> Cuplikan Teks
※ ※ ※

Medan - Gabungan Perusahaan Perkebunan Karet Indonesia (Gapkindo) dan Asosiasi Petani Kelapa Sawit Indonesia (Apkasindo) mendesak pemerintah mencabut peraturan daerah (perda) yang membebani dunia usaha perkebunan di wilayah ini.
Ketua Umum Gapkindo Sumut Fauzi Hasballah mengatakan dalam era otonomi sekarang ini bupati dan walikota berlomba-lomba membuat perda yang sangat membebani perkebunan karet. "Akibatnya, daya saing karet kita di pasar internasional berkurang," katanya kepada Bisnis di Medan, kemarin.
Menurut dia, pemerintah pusat seharusnya dapat membatalkan perda yang memberatkan dunia usaha perkebunan itu, agar kontribusi devisa ekspor semakin maksimal.
Dia mencontohkan beberapa perda yang memberatkan tersebut di antaranya adalah pajak penerangan jalan, retribusi izin gangguan (HO), izin usaha, surat izin usaha perdagangan (SIUP), dan tanda daftar perusahaan (TDP).

※ ※ ※

> Tugas Latihan
a) Menurut teks tentang perda yang membebani perkebunan, apa akibat perda tersebut terhadap karet menurut Ketua Umum Gapkindo Sumut?
b) Tentukan apakah setiap pernyataan berikut sesuai dengan teks tentang perda yang membebani perkebunan: (i) Gapkindo dan Apkasindo mendesak pemerintah mencabut perda yang membebani dunia usaha perkebunan; (ii) Fauzi Hasballah menyampaikan pernyataannya kepada Bisnis di Jakarta; (iii) pajak penerangan jalan disebut sebagai salah satu perda yang memberatkan.
c) Lanjutkan teks tentang perda yang membebani perkebunan, dimulai setelah kalimat terakhir yang tercantum.

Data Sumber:
※ ※ ※

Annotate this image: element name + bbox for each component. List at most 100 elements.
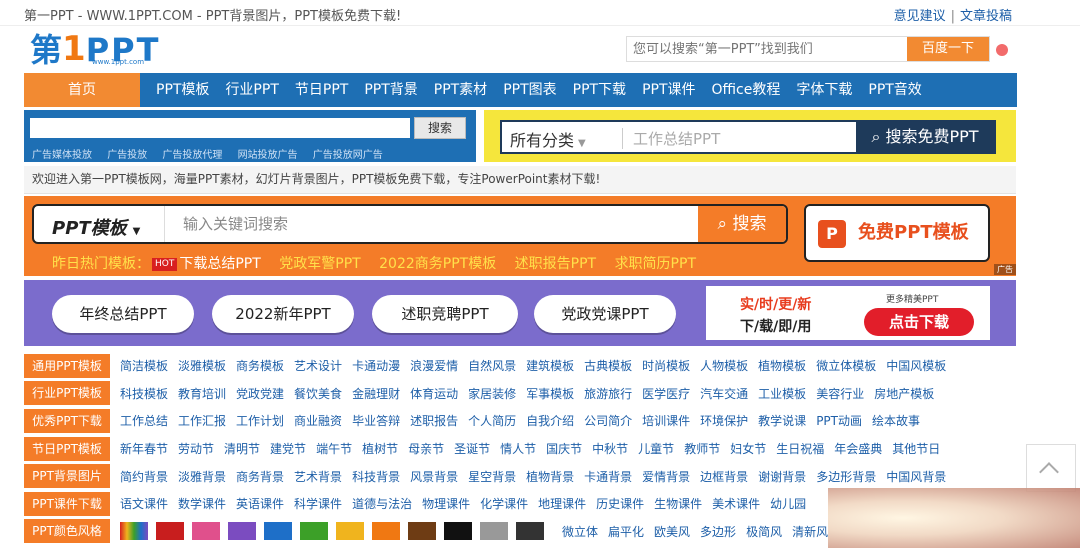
category-link[interactable]: 体育运动 xyxy=(410,385,458,402)
ad-link[interactable]: 广告投放 xyxy=(107,150,147,161)
category-link[interactable]: 爱情背景 xyxy=(642,468,690,485)
nav-home[interactable]: 首页 xyxy=(24,73,140,107)
main-search-input[interactable]: 输入关键词搜索 xyxy=(164,206,288,242)
category-link[interactable]: 简约背景 xyxy=(120,468,168,485)
category-link[interactable]: 谢谢背景 xyxy=(758,468,806,485)
category-link[interactable]: 历史课件 xyxy=(596,495,644,512)
color-swatch[interactable] xyxy=(480,522,508,541)
style-link[interactable]: 极简风 xyxy=(746,523,782,540)
category-link[interactable]: 工作总结 xyxy=(120,412,168,429)
feedback-link[interactable]: 意见建议 xyxy=(894,9,946,24)
ad-search-input[interactable] xyxy=(30,118,410,138)
category-link[interactable]: 教学说课 xyxy=(758,412,806,429)
category-link[interactable]: 工作计划 xyxy=(236,412,284,429)
category-link[interactable]: 新年春节 xyxy=(120,440,168,457)
category-head[interactable]: PPT背景图片 xyxy=(24,464,110,489)
category-link[interactable]: 简洁模板 xyxy=(120,357,168,374)
category-link[interactable]: 教育培训 xyxy=(178,385,226,402)
category-link[interactable]: 其他节日 xyxy=(892,440,940,457)
nav-industry-ppt[interactable]: 行业PPT xyxy=(217,73,286,107)
category-link[interactable]: 情人节 xyxy=(500,440,536,457)
nav-font-download[interactable]: 字体下载 xyxy=(788,73,860,107)
style-link[interactable]: 多边形 xyxy=(700,523,736,540)
category-link[interactable]: 培训课件 xyxy=(642,412,690,429)
category-link[interactable]: 工业模板 xyxy=(758,385,806,402)
category-link[interactable]: 妇女节 xyxy=(730,440,766,457)
category-link[interactable]: 教师节 xyxy=(684,440,720,457)
category-link[interactable]: 建筑模板 xyxy=(526,357,574,374)
category-link[interactable]: 清明节 xyxy=(224,440,260,457)
category-link[interactable]: 中国风背景 xyxy=(886,468,946,485)
category-link[interactable]: 建党节 xyxy=(270,440,306,457)
category-link[interactable]: 语文课件 xyxy=(120,495,168,512)
category-link[interactable]: 环境保护 xyxy=(700,412,748,429)
category-link[interactable]: 中国风模板 xyxy=(886,357,946,374)
color-swatch[interactable] xyxy=(156,522,184,541)
style-link[interactable]: 欧美风 xyxy=(654,523,690,540)
category-link[interactable]: 植物模板 xyxy=(758,357,806,374)
style-link[interactable]: 微立体 xyxy=(562,523,598,540)
category-link[interactable]: 汽车交通 xyxy=(700,385,748,402)
category-link[interactable]: 边框背景 xyxy=(700,468,748,485)
category-link[interactable]: 端午节 xyxy=(316,440,352,457)
free-ppt-search-input[interactable]: 工作总结PPT xyxy=(622,128,720,149)
hot-link[interactable]: 下载总结PPT xyxy=(179,256,260,272)
category-link[interactable]: 幼儿园 xyxy=(770,495,806,512)
featured-pill[interactable]: 党政党课PPT xyxy=(534,295,676,333)
category-link[interactable]: 绘本故事 xyxy=(872,412,920,429)
category-link[interactable]: 母亲节 xyxy=(408,440,444,457)
category-link[interactable]: 金融理财 xyxy=(352,385,400,402)
category-link[interactable]: 房地产模板 xyxy=(874,385,934,402)
category-link[interactable]: 淡雅模板 xyxy=(178,357,226,374)
category-link[interactable]: 时尚模板 xyxy=(642,357,690,374)
category-link[interactable]: 儿童节 xyxy=(638,440,674,457)
color-swatch[interactable] xyxy=(408,522,436,541)
category-link[interactable]: 商务模板 xyxy=(236,357,284,374)
category-link[interactable]: 科学课件 xyxy=(294,495,342,512)
category-link[interactable]: 医学医疗 xyxy=(642,385,690,402)
category-link[interactable]: 物理课件 xyxy=(422,495,470,512)
site-logo[interactable]: 第 1 PPT www.1ppt.com xyxy=(30,30,160,66)
category-link[interactable]: 植物背景 xyxy=(526,468,574,485)
nav-ppt-templates[interactable]: PPT模板 xyxy=(148,73,217,107)
nav-festival-ppt[interactable]: 节日PPT xyxy=(287,73,356,107)
free-ppt-templates-button[interactable]: P 免费PPT模板 xyxy=(804,204,990,262)
color-swatch[interactable] xyxy=(444,522,472,541)
style-link[interactable]: 清新风 xyxy=(792,523,828,540)
category-select[interactable]: 所有分类 ▼ xyxy=(510,127,586,151)
category-link[interactable]: 浪漫爱情 xyxy=(410,357,458,374)
color-swatch[interactable] xyxy=(300,522,328,541)
category-link[interactable]: 卡通背景 xyxy=(584,468,632,485)
color-swatch[interactable] xyxy=(228,522,256,541)
category-link[interactable]: 述职报告 xyxy=(410,412,458,429)
category-link[interactable]: 生日祝福 xyxy=(776,440,824,457)
category-link[interactable]: 风景背景 xyxy=(410,468,458,485)
color-swatch[interactable] xyxy=(192,522,220,541)
nav-ppt-materials[interactable]: PPT素材 xyxy=(426,73,495,107)
hot-link[interactable]: 党政军警PPT xyxy=(279,256,360,272)
ad-search-button[interactable]: 搜索 xyxy=(414,117,466,139)
color-swatch[interactable] xyxy=(264,522,292,541)
nav-ppt-courseware[interactable]: PPT课件 xyxy=(634,73,703,107)
category-link[interactable]: 军事模板 xyxy=(526,385,574,402)
category-link[interactable]: 艺术背景 xyxy=(294,468,342,485)
ad-link[interactable]: 网站投放广告 xyxy=(238,150,298,161)
category-link[interactable]: 植树节 xyxy=(362,440,398,457)
featured-pill[interactable]: 年终总结PPT xyxy=(52,295,194,333)
click-download-button[interactable]: 点击下载 xyxy=(864,308,974,336)
nav-ppt-backgrounds[interactable]: PPT背景 xyxy=(356,73,425,107)
nav-ppt-sounds[interactable]: PPT音效 xyxy=(860,73,929,107)
category-link[interactable]: 圣诞节 xyxy=(454,440,490,457)
category-link[interactable]: 科技背景 xyxy=(352,468,400,485)
category-link[interactable]: 餐饮美食 xyxy=(294,385,342,402)
category-head[interactable]: 行业PPT模板 xyxy=(24,381,110,406)
featured-pill[interactable]: 2022新年PPT xyxy=(212,295,354,333)
main-search-button[interactable]: ⌕ 搜索 xyxy=(698,206,786,242)
category-link[interactable]: 公司简介 xyxy=(584,412,632,429)
category-link[interactable]: 化学课件 xyxy=(480,495,528,512)
category-link[interactable]: 劳动节 xyxy=(178,440,214,457)
category-link[interactable]: 中秋节 xyxy=(592,440,628,457)
download-promo[interactable]: 实/时/更/新 下/载/即/用 更多精美PPT 点击下载 xyxy=(706,286,990,340)
category-link[interactable]: 古典模板 xyxy=(584,357,632,374)
category-head[interactable]: 优秀PPT下载 xyxy=(24,408,110,433)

※ ※ ※

> Jawaban
a) Daya saing karet di pasar internasional berkurang.

b)
(i) Ya: "mendesak pemerintah mencabut peraturan daerah (perda) yang membebani dunia usaha perkebunan di wilayah ini"
(ii) Tidak: "katanya kepada Bisnis di Medan, kemarin"
(iii) Ya: "di antaranya adalah pajak penerangan jalan"

c)
TDP misalnya, kata dia, seharusnya berlaku 5-10 tahun serta sudah dilunasi sekaligus. Tetapi kenyataannya di daerah ini beberapa daerah memungut retribusi tersebut setiap tahun tanpa alasan yang? kuat.
"Sedihnya lagi tarif yang dikenakan lebih mahal dibandingkan tarif yang sudah dibayarkan selama 5 tahun. Kalau retribusinya tidak dibayar, pengusaha perkebunan diminta angkat kaki dari daerah itu."
Semakin susah
Sementara itu, Sekjen Asosiasi Apkasindo Asmar Arsjad mengakui pungutan dari perda dan akibat pengenaan pajak pertambahan nilai (PPN) terhadap tandan buah segar (TBS) kelapa sawit telah membuat kehidupan petani semakin susah.
Dia menyebutkan contoh perda yang memberatkan tersebut yakni Perda No.12 Tahun 2006 di Kabupaten Tapanuli Selatan Sumut tentang retribusi angkutan hasil alam.
Untuk perkebunan, tuturnya, mobil pick-up L 300, mobil tiga perempat dan sejenisnya dikenakan Rp7.500 sekali jalan. Kemudian angkutan buah kelapa sawit degan colt diesel dan sejenisnya Rp30.000 sekali jalan, angkutan karet ukuran truk dan dam truk serta sejenisnya dikenakan retribusi Rp50.000 sekali jalan.
Kemudian tangki crude palm oil (CPO) dikenakan Rp85.000 sekali lintas. Angkutan jenis bibit perkebunan (kelapa sawit, karet, kakao dan lainnya) dikenakan mulai dari Rp2.000-Rp20.000 per sekali jalan.?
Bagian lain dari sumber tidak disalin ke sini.